■ **Task instructions**: Copy out each line of the material below with no changes.
--- begin Data to process ---
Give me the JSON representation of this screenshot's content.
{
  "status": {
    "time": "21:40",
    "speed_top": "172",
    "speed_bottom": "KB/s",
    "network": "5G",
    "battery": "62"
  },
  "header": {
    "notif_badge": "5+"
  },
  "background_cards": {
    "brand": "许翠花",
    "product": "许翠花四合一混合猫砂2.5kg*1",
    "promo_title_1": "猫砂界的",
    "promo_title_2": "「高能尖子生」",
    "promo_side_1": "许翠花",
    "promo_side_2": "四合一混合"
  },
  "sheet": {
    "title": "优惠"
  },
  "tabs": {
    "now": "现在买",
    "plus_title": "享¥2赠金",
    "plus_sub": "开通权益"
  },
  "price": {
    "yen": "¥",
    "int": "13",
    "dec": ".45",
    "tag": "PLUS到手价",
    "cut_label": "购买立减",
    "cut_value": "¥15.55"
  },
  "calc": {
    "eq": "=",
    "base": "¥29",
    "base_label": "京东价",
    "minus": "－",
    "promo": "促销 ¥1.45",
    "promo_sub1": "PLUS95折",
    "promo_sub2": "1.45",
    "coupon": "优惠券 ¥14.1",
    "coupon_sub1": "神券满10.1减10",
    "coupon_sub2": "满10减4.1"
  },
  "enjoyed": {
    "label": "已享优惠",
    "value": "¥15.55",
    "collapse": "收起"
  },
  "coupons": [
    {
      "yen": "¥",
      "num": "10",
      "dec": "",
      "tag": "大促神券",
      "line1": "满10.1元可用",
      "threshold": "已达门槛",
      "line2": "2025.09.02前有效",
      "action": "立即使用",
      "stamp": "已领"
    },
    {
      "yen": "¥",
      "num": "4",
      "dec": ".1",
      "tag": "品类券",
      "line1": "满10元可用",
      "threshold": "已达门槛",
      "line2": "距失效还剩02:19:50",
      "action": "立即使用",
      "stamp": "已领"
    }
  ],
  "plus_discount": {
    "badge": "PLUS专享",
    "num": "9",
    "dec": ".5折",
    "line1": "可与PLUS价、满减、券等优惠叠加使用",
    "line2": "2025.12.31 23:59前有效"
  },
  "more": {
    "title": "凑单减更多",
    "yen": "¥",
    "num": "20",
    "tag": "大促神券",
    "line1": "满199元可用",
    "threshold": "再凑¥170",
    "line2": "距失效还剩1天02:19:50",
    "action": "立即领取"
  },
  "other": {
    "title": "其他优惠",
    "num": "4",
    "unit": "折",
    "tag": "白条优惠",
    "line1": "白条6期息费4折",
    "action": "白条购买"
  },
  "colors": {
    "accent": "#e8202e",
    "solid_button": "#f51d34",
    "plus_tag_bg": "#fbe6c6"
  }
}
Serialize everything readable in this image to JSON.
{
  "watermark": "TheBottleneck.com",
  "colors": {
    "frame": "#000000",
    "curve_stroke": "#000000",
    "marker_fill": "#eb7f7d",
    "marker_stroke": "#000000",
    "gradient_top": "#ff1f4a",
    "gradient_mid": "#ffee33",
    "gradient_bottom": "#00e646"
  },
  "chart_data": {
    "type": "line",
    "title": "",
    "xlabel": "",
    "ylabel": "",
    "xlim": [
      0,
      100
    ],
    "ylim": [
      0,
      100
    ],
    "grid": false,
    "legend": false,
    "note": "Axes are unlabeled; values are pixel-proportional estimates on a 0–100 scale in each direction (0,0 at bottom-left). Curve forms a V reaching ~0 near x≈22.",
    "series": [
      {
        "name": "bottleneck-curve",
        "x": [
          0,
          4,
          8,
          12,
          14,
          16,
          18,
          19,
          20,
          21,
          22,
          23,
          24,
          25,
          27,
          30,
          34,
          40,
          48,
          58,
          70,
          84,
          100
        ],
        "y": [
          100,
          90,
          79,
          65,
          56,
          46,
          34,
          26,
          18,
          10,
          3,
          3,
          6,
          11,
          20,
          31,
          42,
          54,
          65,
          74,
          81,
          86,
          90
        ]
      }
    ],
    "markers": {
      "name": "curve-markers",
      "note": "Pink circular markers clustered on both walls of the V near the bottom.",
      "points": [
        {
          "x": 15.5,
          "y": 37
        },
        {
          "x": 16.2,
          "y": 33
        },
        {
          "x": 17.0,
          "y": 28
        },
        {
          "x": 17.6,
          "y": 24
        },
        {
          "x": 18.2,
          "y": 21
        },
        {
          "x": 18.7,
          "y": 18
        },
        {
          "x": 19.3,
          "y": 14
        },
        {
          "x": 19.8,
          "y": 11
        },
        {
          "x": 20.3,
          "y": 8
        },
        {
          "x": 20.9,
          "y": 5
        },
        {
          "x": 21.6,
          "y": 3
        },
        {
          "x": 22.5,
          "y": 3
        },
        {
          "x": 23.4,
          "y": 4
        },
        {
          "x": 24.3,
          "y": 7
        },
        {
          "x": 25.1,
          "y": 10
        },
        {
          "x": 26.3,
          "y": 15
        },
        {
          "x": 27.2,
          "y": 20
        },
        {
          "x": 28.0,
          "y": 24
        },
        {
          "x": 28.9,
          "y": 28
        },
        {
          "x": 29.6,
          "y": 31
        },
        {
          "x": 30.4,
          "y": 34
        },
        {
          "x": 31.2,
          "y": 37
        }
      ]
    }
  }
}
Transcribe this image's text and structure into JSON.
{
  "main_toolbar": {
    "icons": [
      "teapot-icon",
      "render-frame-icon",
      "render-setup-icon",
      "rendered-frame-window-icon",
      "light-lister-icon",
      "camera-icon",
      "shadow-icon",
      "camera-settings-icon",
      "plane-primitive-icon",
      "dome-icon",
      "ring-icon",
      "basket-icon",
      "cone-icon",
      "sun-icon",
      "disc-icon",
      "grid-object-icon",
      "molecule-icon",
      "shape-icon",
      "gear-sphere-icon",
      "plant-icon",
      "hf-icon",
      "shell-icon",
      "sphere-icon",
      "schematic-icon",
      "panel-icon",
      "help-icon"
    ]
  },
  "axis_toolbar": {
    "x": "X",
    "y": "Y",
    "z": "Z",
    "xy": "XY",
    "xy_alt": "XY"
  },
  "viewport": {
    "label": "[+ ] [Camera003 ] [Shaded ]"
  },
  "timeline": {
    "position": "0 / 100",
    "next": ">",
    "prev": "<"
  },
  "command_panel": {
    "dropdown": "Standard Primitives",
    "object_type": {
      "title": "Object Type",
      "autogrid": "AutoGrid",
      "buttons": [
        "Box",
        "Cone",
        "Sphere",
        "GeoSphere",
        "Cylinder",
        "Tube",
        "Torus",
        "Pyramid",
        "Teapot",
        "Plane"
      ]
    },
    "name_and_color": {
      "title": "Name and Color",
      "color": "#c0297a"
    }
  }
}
--- end Data to process ---
■ **Answer to this task**:
Give me the JSON representation of this screenshot's content.
{
  "status": {
    "time": "21:40",
    "speed_top": "172",
    "speed_bottom": "KB/s",
    "network": "5G",
    "battery": "62"
  },
  "header": {
    "notif_badge": "5+"
  },
  "background_cards": {
    "brand": "许翠花",
    "product": "许翠花四合一混合猫砂2.5kg*1",
    "promo_title_1": "猫砂界的",
    "promo_title_2": "「高能尖子生」",
    "promo_side_1": "许翠花",
    "promo_side_2": "四合一混合"
  },
  "sheet": {
    "title": "优惠"
  },
  "tabs": {
    "now": "现在买",
    "plus_title": "享¥2赠金",
    "plus_sub": "开通权益"
  },
  "price": {
    "yen": "¥",
    "int": "13",
    "dec": ".45",
    "tag": "PLUS到手价",
    "cut_label": "购买立减",
    "cut_value": "¥15.55"
  },
  "calc": {
    "eq": "=",
    "base": "¥29",
    "base_label": "京东价",
    "minus": "－",
    "promo": "促销 ¥1.45",
    "promo_sub1": "PLUS95折",
    "promo_sub2": "1.45",
    "coupon": "优惠券 ¥14.1",
    "coupon_sub1": "神券满10.1减10",
    "coupon_sub2": "满10减4.1"
  },
  "enjoyed": {
    "label": "已享优惠",
    "value": "¥15.55",
    "collapse": "收起"
  },
  "coupons": [
    {
      "yen": "¥",
      "num": "10",
      "dec": "",
      "tag": "大促神券",
      "line1": "满10.1元可用",
      "threshold": "已达门槛",
      "line2": "2025.09.02前有效",
      "action": "立即使用",
      "stamp": "已领"
    },
    {
      "yen": "¥",
      "num": "4",
      "dec": ".1",
      "tag": "品类券",
      "line1": "满10元可用",
      "threshold": "已达门槛",
      "line2": "距失效还剩02:19:50",
      "action": "立即使用",
      "stamp": "已领"
    }
  ],
  "plus_discount": {
    "badge": "PLUS专享",
    "num": "9",
    "dec": ".5折",
    "line1": "可与PLUS价、满减、券等优惠叠加使用",
    "line2": "2025.12.31 23:59前有效"
  },
  "more": {
    "title": "凑单减更多",
    "yen": "¥",
    "num": "20",
    "tag": "大促神券",
    "line1": "满199元可用",
    "threshold": "再凑¥170",
    "line2": "距失效还剩1天02:19:50",
    "action": "立即领取"
  },
  "other": {
    "title": "其他优惠",
    "num": "4",
    "unit": "折",
    "tag": "白条优惠",
    "line1": "白条6期息费4折",
    "action": "白条购买"
  },
  "colors": {
    "accent": "#e8202e",
    "solid_button": "#f51d34",
    "plus_tag_bg": "#fbe6c6"
  }
}
Serialize everything readable in this image to JSON.
{
  "watermark": "TheBottleneck.com",
  "colors": {
    "frame": "#000000",
    "curve_stroke": "#000000",
    "marker_fill": "#eb7f7d",
    "marker_stroke": "#000000",
    "gradient_top": "#ff1f4a",
    "gradient_mid": "#ffee33",
    "gradient_bottom": "#00e646"
  },
  "chart_data": {
    "type": "line",
    "title": "",
    "xlabel": "",
    "ylabel": "",
    "xlim": [
      0,
      100
    ],
    "ylim": [
      0,
      100
    ],
    "grid": false,
    "legend": false,
    "note": "Axes are unlabeled; values are pixel-proportional estimates on a 0–100 scale in each direction (0,0 at bottom-left). Curve forms a V reaching ~0 near x≈22.",
    "series": [
      {
        "name": "bottleneck-curve",
        "x": [
          0,
          4,
          8,
          12,
          14,
          16,
          18,
          19,
          20,
          21,
          22,
          23,
          24,
          25,
          27,
          30,
          34,
          40,
          48,
          58,
          70,
          84,
          100
        ],
        "y": [
          100,
          90,
          79,
          65,
          56,
          46,
          34,
          26,
          18,
          10,
          3,
          3,
          6,
          11,
          20,
          31,
          42,
          54,
          65,
          74,
          81,
          86,
          90
        ]
      }
    ],
    "markers": {
      "name": "curve-markers",
      "note": "Pink circular markers clustered on both walls of the V near the bottom.",
      "points": [
        {
          "x": 15.5,
          "y": 37
        },
        {
          "x": 16.2,
          "y": 33
        },
        {
          "x": 17.0,
          "y": 28
        },
        {
          "x": 17.6,
          "y": 24
        },
        {
          "x": 18.2,
          "y": 21
        },
        {
          "x": 18.7,
          "y": 18
        },
        {
          "x": 19.3,
          "y": 14
        },
        {
          "x": 19.8,
          "y": 11
        },
        {
          "x": 20.3,
          "y": 8
        },
        {
          "x": 20.9,
          "y": 5
        },
        {
          "x": 21.6,
          "y": 3
        },
        {
          "x": 22.5,
          "y": 3
        },
        {
          "x": 23.4,
          "y": 4
        },
        {
          "x": 24.3,
          "y": 7
        },
        {
          "x": 25.1,
          "y": 10
        },
        {
          "x": 26.3,
          "y": 15
        },
        {
          "x": 27.2,
          "y": 20
        },
        {
          "x": 28.0,
          "y": 24
        },
        {
          "x": 28.9,
          "y": 28
        },
        {
          "x": 29.6,
          "y": 31
        },
        {
          "x": 30.4,
          "y": 34
        },
        {
          "x": 31.2,
          "y": 37
        }
      ]
    }
  }
}
Transcribe this image's text and structure into JSON.
{
  "main_toolbar": {
    "icons": [
      "teapot-icon",
      "render-frame-icon",
      "render-setup-icon",
      "rendered-frame-window-icon",
      "light-lister-icon",
      "camera-icon",
      "shadow-icon",
      "camera-settings-icon",
      "plane-primitive-icon",
      "dome-icon",
      "ring-icon",
      "basket-icon",
      "cone-icon",
      "sun-icon",
      "disc-icon",
      "grid-object-icon",
      "molecule-icon",
      "shape-icon",
      "gear-sphere-icon",
      "plant-icon",
      "hf-icon",
      "shell-icon",
      "sphere-icon",
      "schematic-icon",
      "panel-icon",
      "help-icon"
    ]
  },
  "axis_toolbar": {
    "x": "X",
    "y": "Y",
    "z": "Z",
    "xy": "XY",
    "xy_alt": "XY"
  },
  "viewport": {
    "label": "[+ ] [Camera003 ] [Shaded ]"
  },
  "timeline": {
    "position": "0 / 100",
    "next": ">",
    "prev": "<"
  },
  "command_panel": {
    "dropdown": "Standard Primitives",
    "object_type": {
      "title": "Object Type",
      "autogrid": "AutoGrid",
      "buttons": [
        "Box",
        "Cone",
        "Sphere",
        "GeoSphere",
        "Cylinder",
        "Tube",
        "Torus",
        "Pyramid",
        "Teapot",
        "Plane"
      ]
    },
    "name_and_color": {
      "title": "Name and Color",
      "color": "#c0297a"
    }
  }
}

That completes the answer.